** BEGIN ENTRIES **

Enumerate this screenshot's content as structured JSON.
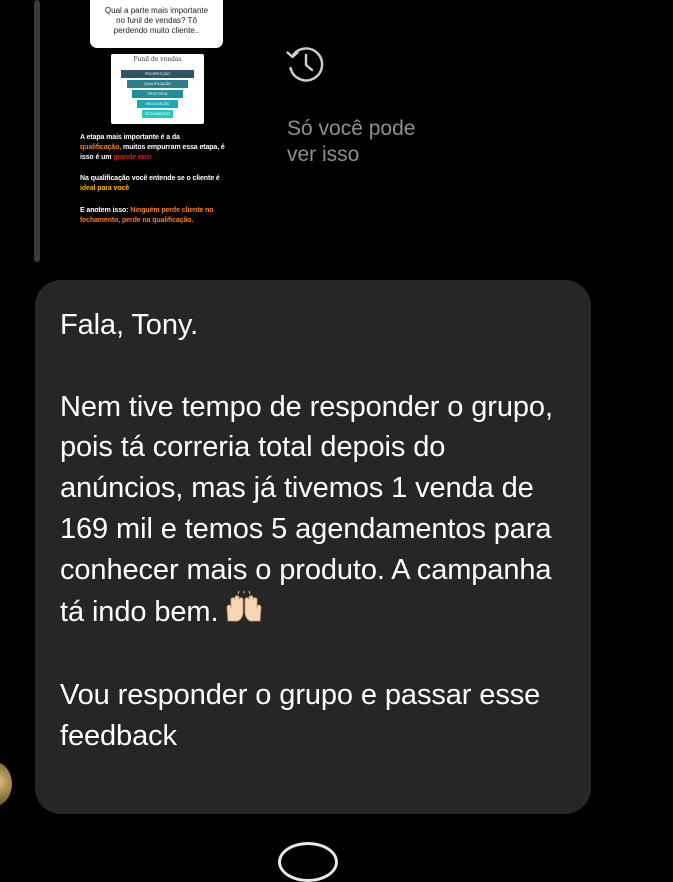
{
  "story_reply": {
    "question_text": "Qual a parte mais importante\nno funil de vendas? Tô\nperdendo muito cliente..",
    "funnel": {
      "title": "Funil de vendas",
      "levels": [
        "PROSPECÇÃO",
        "QUALIFICAÇÃO",
        "PROPOSTA",
        "NEGOCIAÇÃO",
        "FECHAMENTO"
      ],
      "colors": [
        "#2e5467",
        "#2c7d8c",
        "#1f8e9e",
        "#1ba8b5",
        "#27c7c6"
      ]
    },
    "caption_1": {
      "a": "A etapa mais importante é a da",
      "b": "qualificação,",
      "c": " muitos empurram essa etapa, é isso é um ",
      "d": "grande erro"
    },
    "caption_2": {
      "a": "Na qualificação você entende se o cliente é ",
      "b": "ideal para você"
    },
    "caption_3": {
      "a": "E anotem isso: ",
      "b": "Ninguém perde cliente no fechamento, perde na qualificação."
    }
  },
  "archive_note": {
    "icon": "history-clock-icon",
    "text": "Só você pode\nver isso"
  },
  "message": {
    "greeting": "Fala, Tony.",
    "body": "Nem tive tempo de responder o grupo, pois tá correria total depois do anúncios, mas já tivemos 1 venda de 169 mil e temos 5 agendamentos para conhecer mais o produto. A campanha tá indo bem.",
    "emoji": "raising-hands-icon",
    "closing": "Vou responder o grupo e passar esse feedback"
  },
  "colors": {
    "background": "#000000",
    "bubble": "#262626",
    "muted_text": "#8e8e93",
    "accent_orange": "#ff7b18",
    "accent_red": "#e11f1f",
    "accent_yellow": "#ffb400"
  }
}
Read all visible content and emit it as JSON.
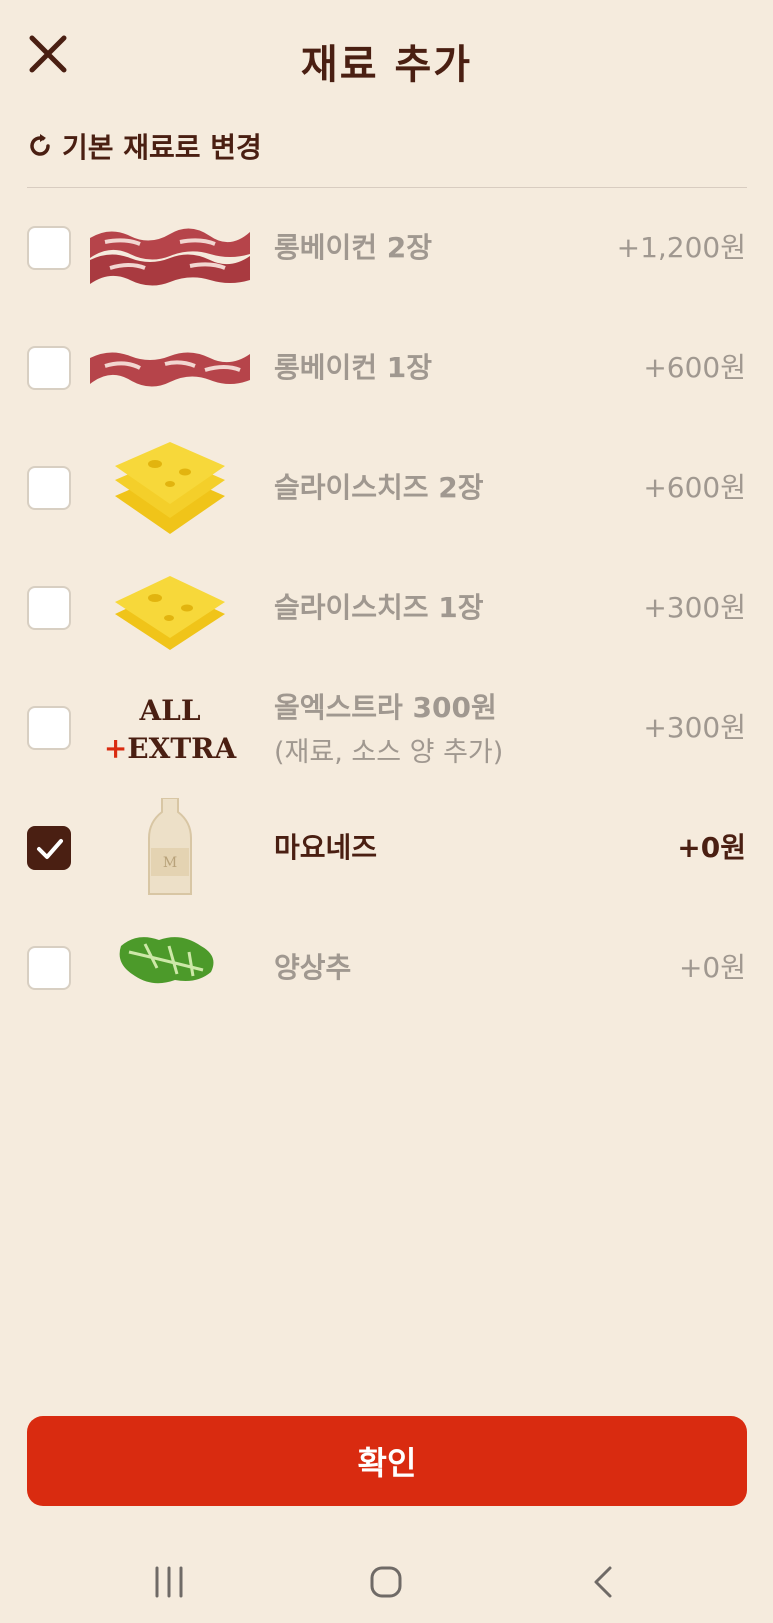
{
  "header": {
    "title": "재료 추가"
  },
  "reset": {
    "label": "기본 재료로 변경"
  },
  "items": [
    {
      "name": "롱베이컨 2장",
      "sub": "",
      "price": "+1,200원",
      "checked": false,
      "icon": "bacon-2-icon"
    },
    {
      "name": "롱베이컨 1장",
      "sub": "",
      "price": "+600원",
      "checked": false,
      "icon": "bacon-1-icon"
    },
    {
      "name": "슬라이스치즈 2장",
      "sub": "",
      "price": "+600원",
      "checked": false,
      "icon": "cheese-2-icon"
    },
    {
      "name": "슬라이스치즈 1장",
      "sub": "",
      "price": "+300원",
      "checked": false,
      "icon": "cheese-1-icon"
    },
    {
      "name": "올엑스트라 300원",
      "sub": "(재료, 소스 양 추가)",
      "price": "+300원",
      "checked": false,
      "icon": "all-extra-logo",
      "logo_line1": "ALL",
      "logo_line2": "+EXTRA"
    },
    {
      "name": "마요네즈",
      "sub": "",
      "price": "+0원",
      "checked": true,
      "icon": "mayonnaise-bottle-icon",
      "bottle_letter": "M"
    },
    {
      "name": "양상추",
      "sub": "",
      "price": "+0원",
      "checked": false,
      "icon": "lettuce-icon"
    }
  ],
  "confirm": {
    "label": "확인"
  },
  "colors": {
    "background": "#f5ebdd",
    "accent": "#d92b10",
    "dark_brown": "#4a1f12",
    "muted_text": "#a09890"
  }
}
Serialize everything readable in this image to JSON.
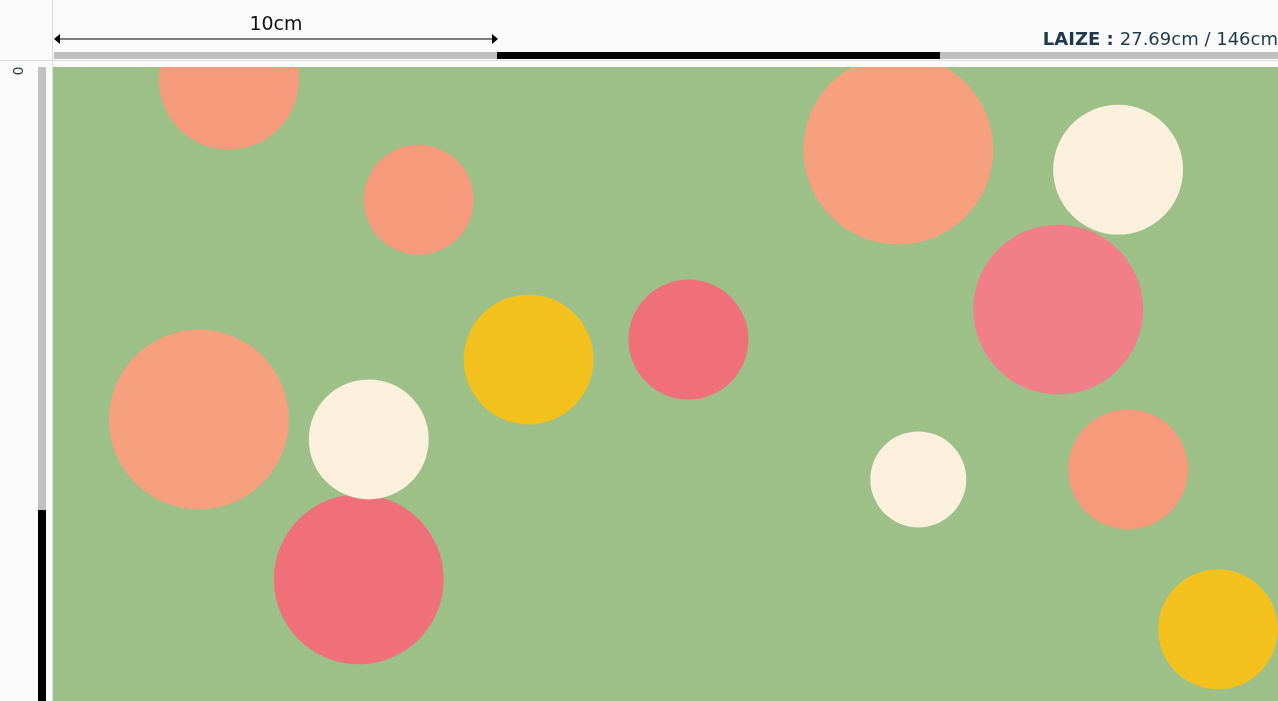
{
  "ruler": {
    "measure": "10cm",
    "origin": "0"
  },
  "width_info": {
    "label": "LAIZE :",
    "value": "27.69cm / 146cm"
  }
}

** END ENTRIES **

EXERCISE AIM →
Write out the lines of the listing from the one that holds "Serialize everything readable" to the very last line, both included, exactly as they appear and without any pictures.

RESULT BELOW →
Serialize everything readable in this image to JSON.
{
  "ruler": {
    "measure": "10cm",
    "origin": "0"
  },
  "width_info": {
    "label": "LAIZE :",
    "value": "27.69cm / 146cm"
  }
}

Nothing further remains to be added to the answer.